**SHORT TASK:** Search the data for the word "type" and copy every line that contains it.

Data entries for graphics:
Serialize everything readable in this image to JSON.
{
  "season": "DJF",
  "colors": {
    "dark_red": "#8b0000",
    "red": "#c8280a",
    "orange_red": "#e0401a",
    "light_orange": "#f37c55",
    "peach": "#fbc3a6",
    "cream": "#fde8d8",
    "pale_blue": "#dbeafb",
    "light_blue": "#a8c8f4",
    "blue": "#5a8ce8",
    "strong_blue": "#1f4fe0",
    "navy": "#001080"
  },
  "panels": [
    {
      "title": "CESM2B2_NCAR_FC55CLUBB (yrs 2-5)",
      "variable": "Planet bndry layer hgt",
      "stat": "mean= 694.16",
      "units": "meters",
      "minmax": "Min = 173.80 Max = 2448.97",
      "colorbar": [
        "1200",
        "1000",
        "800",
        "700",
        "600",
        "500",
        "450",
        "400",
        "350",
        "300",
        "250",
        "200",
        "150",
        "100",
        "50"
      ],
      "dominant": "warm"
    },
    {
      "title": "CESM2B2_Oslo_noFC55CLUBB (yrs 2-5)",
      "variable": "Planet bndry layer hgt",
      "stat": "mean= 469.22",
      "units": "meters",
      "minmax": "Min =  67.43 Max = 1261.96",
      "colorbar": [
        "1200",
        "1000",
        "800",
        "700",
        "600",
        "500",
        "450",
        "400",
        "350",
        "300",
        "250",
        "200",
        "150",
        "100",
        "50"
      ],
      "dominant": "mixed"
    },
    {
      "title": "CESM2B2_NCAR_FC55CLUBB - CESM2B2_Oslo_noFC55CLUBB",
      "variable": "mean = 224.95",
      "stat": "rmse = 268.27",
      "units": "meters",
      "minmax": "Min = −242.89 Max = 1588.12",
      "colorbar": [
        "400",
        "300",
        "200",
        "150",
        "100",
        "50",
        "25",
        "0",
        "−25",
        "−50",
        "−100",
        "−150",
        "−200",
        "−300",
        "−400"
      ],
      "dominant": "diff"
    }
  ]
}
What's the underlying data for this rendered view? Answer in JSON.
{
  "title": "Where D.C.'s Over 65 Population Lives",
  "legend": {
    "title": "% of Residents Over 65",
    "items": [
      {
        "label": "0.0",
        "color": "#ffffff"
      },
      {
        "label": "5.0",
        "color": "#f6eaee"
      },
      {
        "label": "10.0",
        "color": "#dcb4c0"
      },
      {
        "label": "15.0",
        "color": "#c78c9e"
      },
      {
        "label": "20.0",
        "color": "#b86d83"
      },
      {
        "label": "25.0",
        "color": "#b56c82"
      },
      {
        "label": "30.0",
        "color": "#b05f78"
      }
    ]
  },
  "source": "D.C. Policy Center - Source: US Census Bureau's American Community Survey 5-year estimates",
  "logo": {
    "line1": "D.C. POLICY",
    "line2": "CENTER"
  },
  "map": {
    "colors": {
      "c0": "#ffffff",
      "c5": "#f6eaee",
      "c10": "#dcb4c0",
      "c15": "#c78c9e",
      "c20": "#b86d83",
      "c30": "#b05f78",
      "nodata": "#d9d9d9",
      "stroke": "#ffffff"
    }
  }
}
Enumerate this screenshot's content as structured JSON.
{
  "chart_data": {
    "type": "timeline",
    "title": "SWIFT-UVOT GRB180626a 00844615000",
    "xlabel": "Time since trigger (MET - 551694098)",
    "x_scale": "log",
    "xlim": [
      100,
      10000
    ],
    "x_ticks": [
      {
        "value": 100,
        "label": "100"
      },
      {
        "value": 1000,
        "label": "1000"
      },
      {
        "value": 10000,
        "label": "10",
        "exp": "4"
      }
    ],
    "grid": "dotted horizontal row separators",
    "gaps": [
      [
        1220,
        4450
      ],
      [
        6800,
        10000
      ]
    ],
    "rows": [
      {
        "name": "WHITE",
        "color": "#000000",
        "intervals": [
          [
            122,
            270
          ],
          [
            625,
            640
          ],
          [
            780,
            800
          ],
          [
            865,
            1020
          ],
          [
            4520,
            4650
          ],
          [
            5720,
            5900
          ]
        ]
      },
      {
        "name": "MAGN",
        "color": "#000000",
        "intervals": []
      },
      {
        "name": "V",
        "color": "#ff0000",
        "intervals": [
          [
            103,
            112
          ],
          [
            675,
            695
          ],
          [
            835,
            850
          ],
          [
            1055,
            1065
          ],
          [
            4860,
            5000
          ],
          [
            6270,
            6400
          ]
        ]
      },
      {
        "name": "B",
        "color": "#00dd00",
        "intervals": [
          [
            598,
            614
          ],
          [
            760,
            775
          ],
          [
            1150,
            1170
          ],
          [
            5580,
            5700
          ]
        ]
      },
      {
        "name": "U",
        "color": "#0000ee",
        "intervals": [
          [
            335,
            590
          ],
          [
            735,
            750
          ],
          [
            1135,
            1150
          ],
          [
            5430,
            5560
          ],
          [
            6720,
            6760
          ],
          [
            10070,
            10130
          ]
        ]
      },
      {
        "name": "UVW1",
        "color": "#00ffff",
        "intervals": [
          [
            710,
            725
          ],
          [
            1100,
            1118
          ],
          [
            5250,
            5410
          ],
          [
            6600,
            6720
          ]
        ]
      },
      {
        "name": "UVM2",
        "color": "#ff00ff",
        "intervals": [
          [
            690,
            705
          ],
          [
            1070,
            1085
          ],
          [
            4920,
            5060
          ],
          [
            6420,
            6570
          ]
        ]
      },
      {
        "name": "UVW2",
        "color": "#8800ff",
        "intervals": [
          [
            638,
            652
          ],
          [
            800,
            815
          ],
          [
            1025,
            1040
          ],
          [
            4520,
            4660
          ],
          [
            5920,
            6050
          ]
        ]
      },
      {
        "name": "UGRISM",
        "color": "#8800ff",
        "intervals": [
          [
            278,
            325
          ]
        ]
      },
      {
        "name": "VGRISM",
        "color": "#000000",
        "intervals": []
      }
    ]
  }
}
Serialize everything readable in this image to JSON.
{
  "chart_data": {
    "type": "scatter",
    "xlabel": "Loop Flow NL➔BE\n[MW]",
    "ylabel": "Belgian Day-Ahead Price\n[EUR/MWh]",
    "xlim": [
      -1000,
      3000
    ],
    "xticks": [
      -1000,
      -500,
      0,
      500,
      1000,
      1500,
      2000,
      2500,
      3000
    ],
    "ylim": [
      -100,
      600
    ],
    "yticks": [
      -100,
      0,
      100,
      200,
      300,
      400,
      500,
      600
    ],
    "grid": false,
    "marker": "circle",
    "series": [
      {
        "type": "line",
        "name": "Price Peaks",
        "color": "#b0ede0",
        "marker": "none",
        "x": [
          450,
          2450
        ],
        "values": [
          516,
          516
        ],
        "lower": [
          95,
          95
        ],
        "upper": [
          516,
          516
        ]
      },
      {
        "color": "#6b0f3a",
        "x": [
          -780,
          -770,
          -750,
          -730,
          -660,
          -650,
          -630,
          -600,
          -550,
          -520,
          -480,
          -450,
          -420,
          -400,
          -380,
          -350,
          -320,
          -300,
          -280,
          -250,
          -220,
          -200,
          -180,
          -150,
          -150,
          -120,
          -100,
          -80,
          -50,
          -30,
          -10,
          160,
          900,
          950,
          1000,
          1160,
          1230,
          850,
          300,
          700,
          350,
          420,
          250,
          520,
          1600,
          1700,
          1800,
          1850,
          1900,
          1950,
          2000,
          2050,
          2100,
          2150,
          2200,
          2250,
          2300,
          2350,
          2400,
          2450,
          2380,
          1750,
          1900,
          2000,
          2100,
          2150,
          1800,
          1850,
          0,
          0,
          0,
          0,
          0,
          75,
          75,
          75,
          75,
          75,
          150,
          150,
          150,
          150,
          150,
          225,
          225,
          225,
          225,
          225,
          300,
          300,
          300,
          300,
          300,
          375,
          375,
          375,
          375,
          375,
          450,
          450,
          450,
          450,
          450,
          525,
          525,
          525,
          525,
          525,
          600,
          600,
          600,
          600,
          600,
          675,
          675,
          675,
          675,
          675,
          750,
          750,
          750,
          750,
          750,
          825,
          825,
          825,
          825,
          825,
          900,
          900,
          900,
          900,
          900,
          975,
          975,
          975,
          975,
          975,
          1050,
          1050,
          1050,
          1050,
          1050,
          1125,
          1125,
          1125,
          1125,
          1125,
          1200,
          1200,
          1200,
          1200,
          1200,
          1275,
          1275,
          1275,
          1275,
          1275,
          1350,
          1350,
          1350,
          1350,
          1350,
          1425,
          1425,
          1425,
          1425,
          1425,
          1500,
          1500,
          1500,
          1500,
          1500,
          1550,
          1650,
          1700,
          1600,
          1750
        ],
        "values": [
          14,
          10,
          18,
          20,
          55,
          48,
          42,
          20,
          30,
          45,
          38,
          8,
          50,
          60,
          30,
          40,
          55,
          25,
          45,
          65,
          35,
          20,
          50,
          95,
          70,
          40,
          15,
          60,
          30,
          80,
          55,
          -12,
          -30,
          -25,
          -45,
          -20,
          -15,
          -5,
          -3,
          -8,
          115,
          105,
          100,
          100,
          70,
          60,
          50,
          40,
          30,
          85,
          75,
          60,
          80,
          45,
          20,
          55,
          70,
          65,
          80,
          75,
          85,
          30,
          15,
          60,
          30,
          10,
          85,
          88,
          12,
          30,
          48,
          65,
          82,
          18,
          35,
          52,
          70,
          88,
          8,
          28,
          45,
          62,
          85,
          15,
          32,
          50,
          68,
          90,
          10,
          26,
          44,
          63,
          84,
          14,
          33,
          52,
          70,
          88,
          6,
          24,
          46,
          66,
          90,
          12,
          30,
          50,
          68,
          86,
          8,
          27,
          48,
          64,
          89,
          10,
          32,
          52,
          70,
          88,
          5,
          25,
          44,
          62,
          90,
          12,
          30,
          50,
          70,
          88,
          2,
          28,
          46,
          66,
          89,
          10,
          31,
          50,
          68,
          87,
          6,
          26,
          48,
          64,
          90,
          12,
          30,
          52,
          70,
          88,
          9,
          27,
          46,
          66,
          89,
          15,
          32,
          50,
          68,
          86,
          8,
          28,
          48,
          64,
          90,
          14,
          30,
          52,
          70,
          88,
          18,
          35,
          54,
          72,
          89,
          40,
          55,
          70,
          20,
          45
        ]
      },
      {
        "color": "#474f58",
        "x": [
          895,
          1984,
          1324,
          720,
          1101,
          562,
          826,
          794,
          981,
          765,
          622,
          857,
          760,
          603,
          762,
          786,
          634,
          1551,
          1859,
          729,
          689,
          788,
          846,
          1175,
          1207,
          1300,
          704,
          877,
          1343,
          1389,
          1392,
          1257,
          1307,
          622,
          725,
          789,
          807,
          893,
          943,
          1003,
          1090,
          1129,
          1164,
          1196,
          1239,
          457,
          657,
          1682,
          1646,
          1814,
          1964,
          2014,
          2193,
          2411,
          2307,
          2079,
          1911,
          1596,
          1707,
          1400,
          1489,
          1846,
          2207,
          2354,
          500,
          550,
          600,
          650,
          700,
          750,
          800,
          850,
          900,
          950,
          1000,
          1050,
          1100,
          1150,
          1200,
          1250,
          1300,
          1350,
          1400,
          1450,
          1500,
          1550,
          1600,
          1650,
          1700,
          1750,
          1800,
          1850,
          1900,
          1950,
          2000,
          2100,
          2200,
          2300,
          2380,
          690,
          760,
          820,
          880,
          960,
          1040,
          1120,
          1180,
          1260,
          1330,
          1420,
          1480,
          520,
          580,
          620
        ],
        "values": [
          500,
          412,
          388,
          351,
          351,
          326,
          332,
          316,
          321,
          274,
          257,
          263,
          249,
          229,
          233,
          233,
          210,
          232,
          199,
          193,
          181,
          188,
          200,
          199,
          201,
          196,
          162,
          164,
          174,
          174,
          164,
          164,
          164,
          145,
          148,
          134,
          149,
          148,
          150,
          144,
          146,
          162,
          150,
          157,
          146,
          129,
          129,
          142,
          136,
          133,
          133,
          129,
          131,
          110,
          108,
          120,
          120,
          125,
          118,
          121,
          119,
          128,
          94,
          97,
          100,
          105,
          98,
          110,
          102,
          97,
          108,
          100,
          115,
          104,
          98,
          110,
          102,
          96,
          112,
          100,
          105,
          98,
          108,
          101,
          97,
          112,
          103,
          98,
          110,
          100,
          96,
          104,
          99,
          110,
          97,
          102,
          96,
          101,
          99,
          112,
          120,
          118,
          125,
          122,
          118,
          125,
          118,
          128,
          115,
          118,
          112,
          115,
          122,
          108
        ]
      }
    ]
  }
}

**EXERCISE RESPONSE:**
    "type": "timeline",
    "type": "scatter",
        "type": "line",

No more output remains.